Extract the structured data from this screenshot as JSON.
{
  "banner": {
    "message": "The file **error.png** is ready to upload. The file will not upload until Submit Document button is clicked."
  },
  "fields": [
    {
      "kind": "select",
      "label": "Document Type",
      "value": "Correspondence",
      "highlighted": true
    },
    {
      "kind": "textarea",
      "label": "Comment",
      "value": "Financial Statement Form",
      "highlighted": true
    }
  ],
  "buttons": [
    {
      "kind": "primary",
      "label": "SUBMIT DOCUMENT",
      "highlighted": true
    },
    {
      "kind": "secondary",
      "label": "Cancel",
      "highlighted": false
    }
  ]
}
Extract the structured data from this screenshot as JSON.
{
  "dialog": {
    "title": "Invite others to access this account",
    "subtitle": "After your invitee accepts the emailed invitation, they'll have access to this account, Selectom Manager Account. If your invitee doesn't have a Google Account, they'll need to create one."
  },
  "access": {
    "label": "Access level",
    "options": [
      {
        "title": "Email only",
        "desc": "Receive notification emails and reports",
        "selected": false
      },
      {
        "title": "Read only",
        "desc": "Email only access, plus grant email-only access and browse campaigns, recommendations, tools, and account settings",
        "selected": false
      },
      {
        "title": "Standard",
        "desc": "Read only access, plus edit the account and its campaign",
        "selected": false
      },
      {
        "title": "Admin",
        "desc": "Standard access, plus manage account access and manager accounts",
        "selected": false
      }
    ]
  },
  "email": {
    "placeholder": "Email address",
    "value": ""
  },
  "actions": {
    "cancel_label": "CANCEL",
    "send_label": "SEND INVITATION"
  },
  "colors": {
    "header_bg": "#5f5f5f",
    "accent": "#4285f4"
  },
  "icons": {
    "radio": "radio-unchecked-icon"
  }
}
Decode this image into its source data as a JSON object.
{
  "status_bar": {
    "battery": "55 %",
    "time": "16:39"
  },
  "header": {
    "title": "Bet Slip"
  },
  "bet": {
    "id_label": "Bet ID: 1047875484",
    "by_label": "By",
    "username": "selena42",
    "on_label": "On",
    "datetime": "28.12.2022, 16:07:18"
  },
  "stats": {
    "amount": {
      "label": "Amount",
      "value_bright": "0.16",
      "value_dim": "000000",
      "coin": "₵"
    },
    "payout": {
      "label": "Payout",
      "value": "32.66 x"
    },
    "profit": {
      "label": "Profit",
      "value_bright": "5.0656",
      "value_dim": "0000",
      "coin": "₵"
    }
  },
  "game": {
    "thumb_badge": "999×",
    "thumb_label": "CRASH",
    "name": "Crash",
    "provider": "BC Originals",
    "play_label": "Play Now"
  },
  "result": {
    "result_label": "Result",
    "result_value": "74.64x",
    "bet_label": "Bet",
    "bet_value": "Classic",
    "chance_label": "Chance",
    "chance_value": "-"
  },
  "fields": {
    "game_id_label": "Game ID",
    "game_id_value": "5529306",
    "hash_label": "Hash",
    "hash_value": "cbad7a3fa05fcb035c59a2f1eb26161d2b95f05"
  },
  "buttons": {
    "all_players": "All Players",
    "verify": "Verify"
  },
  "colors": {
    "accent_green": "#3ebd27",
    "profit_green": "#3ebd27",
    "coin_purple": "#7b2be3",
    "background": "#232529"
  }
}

Task requirements >> Go through the material line by line. Show each line that contains the string "Standard".

Reply to the exercise >>
        "title": "Standard",
        "desc": "Standard access, plus manage account access and manager accounts",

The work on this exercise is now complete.